Copy every line of the following data that includes the string "наружной".

────────────────────────────────────────

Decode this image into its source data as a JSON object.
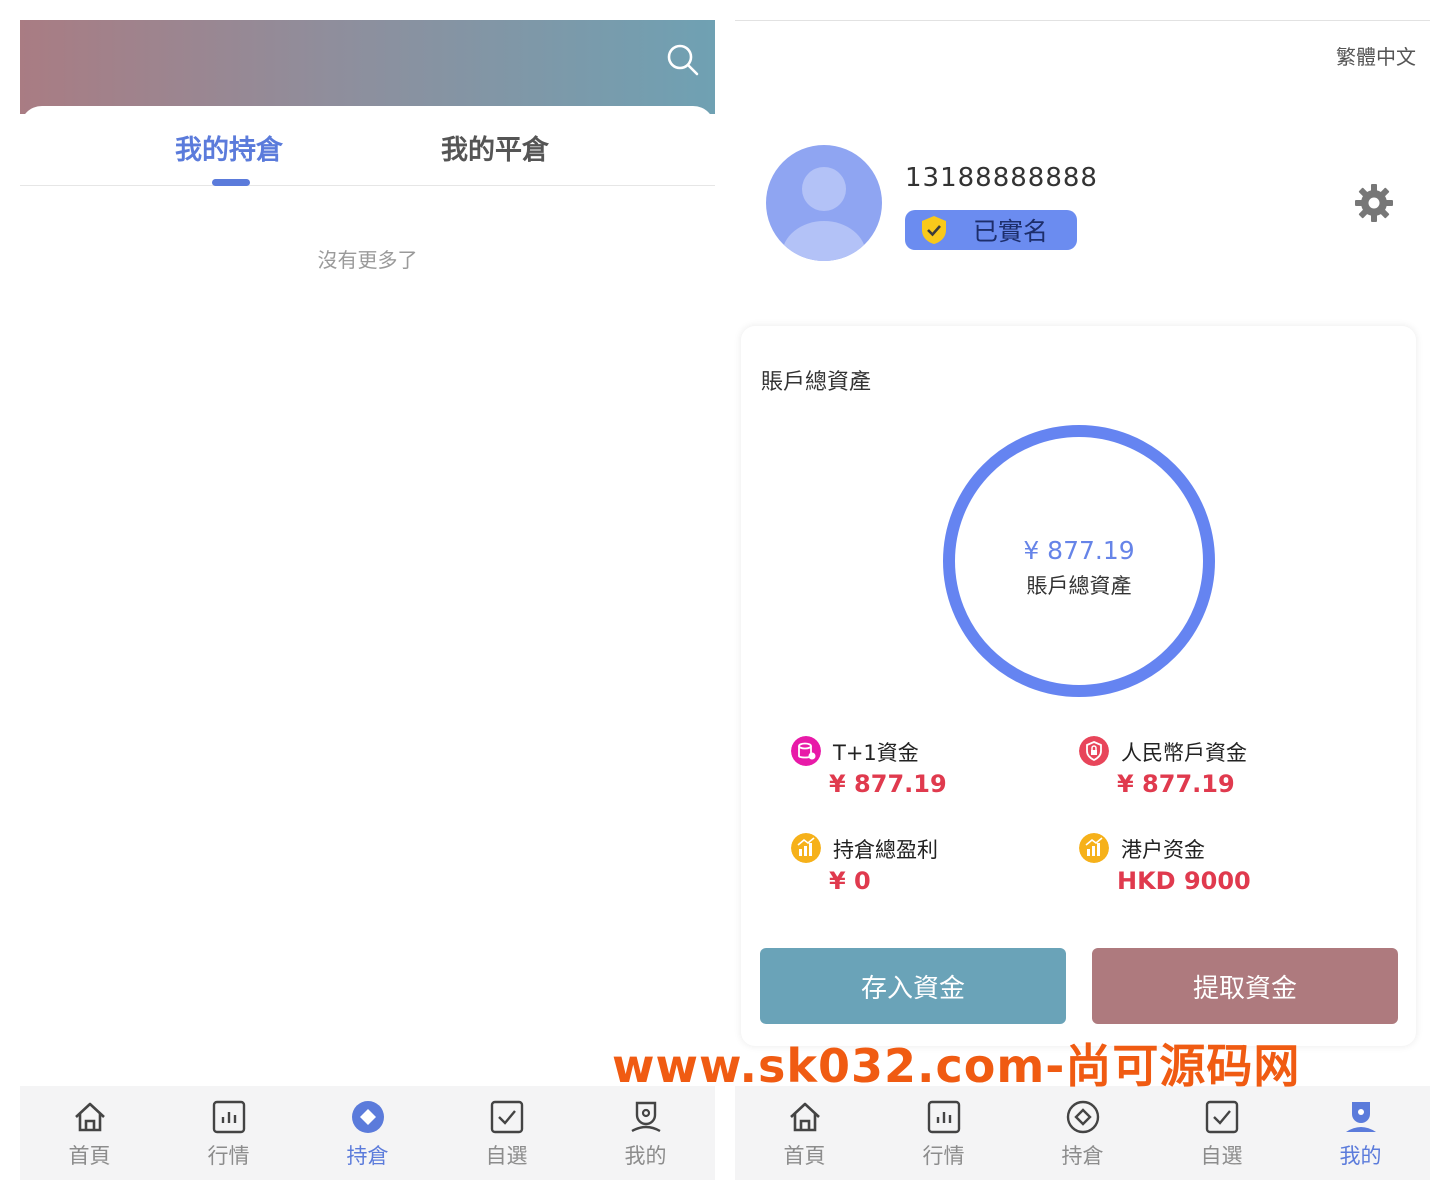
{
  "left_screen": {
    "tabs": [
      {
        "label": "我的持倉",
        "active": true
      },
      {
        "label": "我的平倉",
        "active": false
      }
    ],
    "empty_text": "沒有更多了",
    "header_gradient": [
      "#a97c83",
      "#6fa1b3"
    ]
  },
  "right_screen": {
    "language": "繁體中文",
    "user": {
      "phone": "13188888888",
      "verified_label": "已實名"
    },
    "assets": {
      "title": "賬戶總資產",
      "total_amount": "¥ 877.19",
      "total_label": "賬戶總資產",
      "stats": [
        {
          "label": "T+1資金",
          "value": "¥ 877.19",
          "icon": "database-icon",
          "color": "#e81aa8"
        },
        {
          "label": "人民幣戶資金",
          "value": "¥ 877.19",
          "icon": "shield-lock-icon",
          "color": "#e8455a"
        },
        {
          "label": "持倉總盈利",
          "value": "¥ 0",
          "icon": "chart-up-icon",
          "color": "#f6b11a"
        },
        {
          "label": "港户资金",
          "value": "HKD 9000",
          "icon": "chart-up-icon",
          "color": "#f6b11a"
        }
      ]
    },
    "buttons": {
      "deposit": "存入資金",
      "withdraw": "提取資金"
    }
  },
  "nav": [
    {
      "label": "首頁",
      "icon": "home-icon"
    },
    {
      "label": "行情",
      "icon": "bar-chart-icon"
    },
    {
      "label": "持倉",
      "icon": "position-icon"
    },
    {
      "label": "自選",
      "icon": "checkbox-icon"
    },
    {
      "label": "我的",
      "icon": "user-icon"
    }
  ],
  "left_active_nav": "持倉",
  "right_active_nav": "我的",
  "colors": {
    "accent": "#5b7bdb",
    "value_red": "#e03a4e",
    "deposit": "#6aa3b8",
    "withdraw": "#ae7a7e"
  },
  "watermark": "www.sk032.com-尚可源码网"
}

────────────────────────────────────────

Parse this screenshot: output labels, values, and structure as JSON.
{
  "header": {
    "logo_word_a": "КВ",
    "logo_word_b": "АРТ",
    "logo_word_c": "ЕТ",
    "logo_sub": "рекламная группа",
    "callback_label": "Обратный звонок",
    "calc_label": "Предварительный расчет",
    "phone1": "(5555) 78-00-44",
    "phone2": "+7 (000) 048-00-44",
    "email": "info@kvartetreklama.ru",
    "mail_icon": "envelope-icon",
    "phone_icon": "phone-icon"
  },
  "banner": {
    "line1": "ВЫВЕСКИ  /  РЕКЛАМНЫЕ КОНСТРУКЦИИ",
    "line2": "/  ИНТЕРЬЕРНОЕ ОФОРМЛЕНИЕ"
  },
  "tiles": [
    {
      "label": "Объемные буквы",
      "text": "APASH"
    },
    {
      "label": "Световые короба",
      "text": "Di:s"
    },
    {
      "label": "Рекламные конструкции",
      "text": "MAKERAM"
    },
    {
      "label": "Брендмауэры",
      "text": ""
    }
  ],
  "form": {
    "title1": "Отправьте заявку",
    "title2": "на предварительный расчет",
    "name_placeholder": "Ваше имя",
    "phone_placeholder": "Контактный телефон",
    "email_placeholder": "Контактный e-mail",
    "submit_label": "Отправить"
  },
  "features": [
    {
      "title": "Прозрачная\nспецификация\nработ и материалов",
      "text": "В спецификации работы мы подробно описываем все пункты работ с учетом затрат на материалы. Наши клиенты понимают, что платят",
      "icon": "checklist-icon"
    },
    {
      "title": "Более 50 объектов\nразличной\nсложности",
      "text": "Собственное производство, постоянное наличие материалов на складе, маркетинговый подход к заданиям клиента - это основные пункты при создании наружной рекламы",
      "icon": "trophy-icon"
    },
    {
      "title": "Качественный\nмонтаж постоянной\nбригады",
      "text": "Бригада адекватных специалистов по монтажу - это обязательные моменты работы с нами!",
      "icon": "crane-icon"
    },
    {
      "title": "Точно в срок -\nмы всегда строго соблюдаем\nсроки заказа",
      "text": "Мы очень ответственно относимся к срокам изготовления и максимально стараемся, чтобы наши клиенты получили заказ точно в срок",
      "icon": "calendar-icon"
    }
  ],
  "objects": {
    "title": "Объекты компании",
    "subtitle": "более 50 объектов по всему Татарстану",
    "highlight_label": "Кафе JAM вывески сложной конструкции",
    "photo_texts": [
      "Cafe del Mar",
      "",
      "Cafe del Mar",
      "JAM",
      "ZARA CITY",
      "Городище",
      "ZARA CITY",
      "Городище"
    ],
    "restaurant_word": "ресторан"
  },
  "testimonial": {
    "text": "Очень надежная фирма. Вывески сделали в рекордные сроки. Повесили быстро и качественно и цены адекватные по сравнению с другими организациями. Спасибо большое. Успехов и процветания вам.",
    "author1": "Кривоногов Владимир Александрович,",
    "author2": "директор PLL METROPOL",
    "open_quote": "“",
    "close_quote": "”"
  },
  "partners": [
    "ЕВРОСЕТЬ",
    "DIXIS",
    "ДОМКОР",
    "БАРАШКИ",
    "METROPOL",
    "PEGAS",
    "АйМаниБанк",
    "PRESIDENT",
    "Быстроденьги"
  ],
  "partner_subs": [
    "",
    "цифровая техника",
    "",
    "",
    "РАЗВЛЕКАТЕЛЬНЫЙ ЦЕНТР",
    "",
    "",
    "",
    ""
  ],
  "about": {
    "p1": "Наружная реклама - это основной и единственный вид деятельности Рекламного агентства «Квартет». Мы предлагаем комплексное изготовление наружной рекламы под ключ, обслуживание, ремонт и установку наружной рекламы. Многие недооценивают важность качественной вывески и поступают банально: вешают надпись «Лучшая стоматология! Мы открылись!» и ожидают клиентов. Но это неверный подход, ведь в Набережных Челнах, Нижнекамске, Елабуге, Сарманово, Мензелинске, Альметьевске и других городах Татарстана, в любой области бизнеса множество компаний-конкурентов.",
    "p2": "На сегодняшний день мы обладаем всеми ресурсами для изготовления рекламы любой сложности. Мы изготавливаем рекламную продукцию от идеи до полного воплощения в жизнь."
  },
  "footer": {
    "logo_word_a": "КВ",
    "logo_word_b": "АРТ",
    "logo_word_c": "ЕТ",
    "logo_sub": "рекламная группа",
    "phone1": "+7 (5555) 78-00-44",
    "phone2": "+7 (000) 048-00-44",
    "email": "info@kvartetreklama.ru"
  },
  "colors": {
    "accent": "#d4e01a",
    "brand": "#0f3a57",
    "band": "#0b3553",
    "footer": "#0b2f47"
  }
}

────────────────────────────────────────

> _SOLVED EXERCISE_
      "text": "Собственное производство, постоянное наличие материалов на складе, маркетинговый подход к заданиям клиента - это основные пункты при создании наружной рекламы",
    "p1": "Наружная реклама - это основной и единственный вид деятельности Рекламного агентства «Квартет». Мы предлагаем комплексное изготовление наружной рекламы под ключ, обслуживание, ремонт и установку наружной рекламы. Многие недооценивают важность качественной вывески и поступают банально: вешают надпись «Лучшая стоматология! Мы открылись!» и ожидают клиентов. Но это неверный подход, ведь в Набережных Челнах, Нижнекамске, Елабуге, Сарманово, Мензелинске, Альметьевске и других городах Татарстана, в любой области бизнеса множество компаний-конкурентов.",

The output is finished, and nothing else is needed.